[WHAT THE TASK ASKS] In the copy, include every entry exactly but none of the pictures.

(Excerpt from a dataset)

—————

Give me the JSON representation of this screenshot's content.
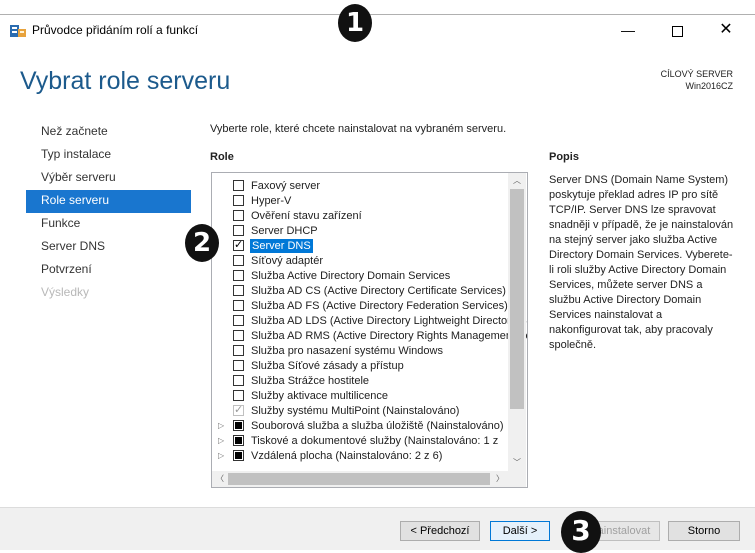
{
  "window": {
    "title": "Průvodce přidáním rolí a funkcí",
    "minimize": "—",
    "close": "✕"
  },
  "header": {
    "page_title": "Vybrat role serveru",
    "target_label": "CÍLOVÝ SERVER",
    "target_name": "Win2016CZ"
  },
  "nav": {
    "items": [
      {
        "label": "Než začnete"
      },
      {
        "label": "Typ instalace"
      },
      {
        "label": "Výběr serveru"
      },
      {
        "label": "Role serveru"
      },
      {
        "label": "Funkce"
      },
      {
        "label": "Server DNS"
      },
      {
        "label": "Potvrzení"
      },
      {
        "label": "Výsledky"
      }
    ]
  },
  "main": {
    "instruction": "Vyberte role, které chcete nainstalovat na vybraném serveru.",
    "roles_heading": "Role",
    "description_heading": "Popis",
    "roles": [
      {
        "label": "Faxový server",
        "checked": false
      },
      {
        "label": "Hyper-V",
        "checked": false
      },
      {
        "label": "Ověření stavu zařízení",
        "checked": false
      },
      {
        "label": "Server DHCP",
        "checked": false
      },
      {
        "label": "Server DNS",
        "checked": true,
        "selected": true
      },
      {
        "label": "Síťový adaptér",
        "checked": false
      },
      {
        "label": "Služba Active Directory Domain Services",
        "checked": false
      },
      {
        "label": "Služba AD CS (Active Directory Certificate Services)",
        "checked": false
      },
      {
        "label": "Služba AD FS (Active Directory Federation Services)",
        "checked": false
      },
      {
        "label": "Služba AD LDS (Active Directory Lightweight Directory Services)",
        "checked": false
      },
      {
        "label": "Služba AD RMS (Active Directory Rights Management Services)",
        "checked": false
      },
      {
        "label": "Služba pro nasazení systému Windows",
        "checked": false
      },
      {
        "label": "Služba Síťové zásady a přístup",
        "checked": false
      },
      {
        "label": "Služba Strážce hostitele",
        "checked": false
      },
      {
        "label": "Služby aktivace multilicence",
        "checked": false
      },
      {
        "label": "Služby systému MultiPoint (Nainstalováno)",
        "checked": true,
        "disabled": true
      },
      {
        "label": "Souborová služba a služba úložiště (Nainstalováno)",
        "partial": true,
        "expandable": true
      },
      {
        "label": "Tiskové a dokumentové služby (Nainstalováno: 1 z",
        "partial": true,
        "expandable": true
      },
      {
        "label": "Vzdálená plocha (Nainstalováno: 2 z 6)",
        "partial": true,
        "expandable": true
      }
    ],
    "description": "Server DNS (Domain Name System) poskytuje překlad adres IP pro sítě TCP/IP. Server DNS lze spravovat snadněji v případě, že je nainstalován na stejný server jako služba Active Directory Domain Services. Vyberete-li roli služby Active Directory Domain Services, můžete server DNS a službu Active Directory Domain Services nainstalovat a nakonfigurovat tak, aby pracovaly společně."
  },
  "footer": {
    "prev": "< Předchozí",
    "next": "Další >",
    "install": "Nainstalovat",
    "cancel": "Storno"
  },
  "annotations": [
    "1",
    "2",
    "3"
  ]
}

—————

[TASK SOLUTION]
Give me the JSON representation of this screenshot's content.
{
  "window": {
    "title": "Průvodce přidáním rolí a funkcí",
    "minimize": "—",
    "close": "✕"
  },
  "header": {
    "page_title": "Vybrat role serveru",
    "target_label": "CÍLOVÝ SERVER",
    "target_name": "Win2016CZ"
  },
  "nav": {
    "items": [
      {
        "label": "Než začnete"
      },
      {
        "label": "Typ instalace"
      },
      {
        "label": "Výběr serveru"
      },
      {
        "label": "Role serveru"
      },
      {
        "label": "Funkce"
      },
      {
        "label": "Server DNS"
      },
      {
        "label": "Potvrzení"
      },
      {
        "label": "Výsledky"
      }
    ]
  },
  "main": {
    "instruction": "Vyberte role, které chcete nainstalovat na vybraném serveru.",
    "roles_heading": "Role",
    "description_heading": "Popis",
    "roles": [
      {
        "label": "Faxový server",
        "checked": false
      },
      {
        "label": "Hyper-V",
        "checked": false
      },
      {
        "label": "Ověření stavu zařízení",
        "checked": false
      },
      {
        "label": "Server DHCP",
        "checked": false
      },
      {
        "label": "Server DNS",
        "checked": true,
        "selected": true
      },
      {
        "label": "Síťový adaptér",
        "checked": false
      },
      {
        "label": "Služba Active Directory Domain Services",
        "checked": false
      },
      {
        "label": "Služba AD CS (Active Directory Certificate Services)",
        "checked": false
      },
      {
        "label": "Služba AD FS (Active Directory Federation Services)",
        "checked": false
      },
      {
        "label": "Služba AD LDS (Active Directory Lightweight Directory Services)",
        "checked": false
      },
      {
        "label": "Služba AD RMS (Active Directory Rights Management Services)",
        "checked": false
      },
      {
        "label": "Služba pro nasazení systému Windows",
        "checked": false
      },
      {
        "label": "Služba Síťové zásady a přístup",
        "checked": false
      },
      {
        "label": "Služba Strážce hostitele",
        "checked": false
      },
      {
        "label": "Služby aktivace multilicence",
        "checked": false
      },
      {
        "label": "Služby systému MultiPoint (Nainstalováno)",
        "checked": true,
        "disabled": true
      },
      {
        "label": "Souborová služba a služba úložiště (Nainstalováno)",
        "partial": true,
        "expandable": true
      },
      {
        "label": "Tiskové a dokumentové služby (Nainstalováno: 1 z",
        "partial": true,
        "expandable": true
      },
      {
        "label": "Vzdálená plocha (Nainstalováno: 2 z 6)",
        "partial": true,
        "expandable": true
      }
    ],
    "description": "Server DNS (Domain Name System) poskytuje překlad adres IP pro sítě TCP/IP. Server DNS lze spravovat snadněji v případě, že je nainstalován na stejný server jako služba Active Directory Domain Services. Vyberete-li roli služby Active Directory Domain Services, můžete server DNS a službu Active Directory Domain Services nainstalovat a nakonfigurovat tak, aby pracovaly společně."
  },
  "footer": {
    "prev": "< Předchozí",
    "next": "Další >",
    "install": "Nainstalovat",
    "cancel": "Storno"
  },
  "annotations": [
    "1",
    "2",
    "3"
  ]
}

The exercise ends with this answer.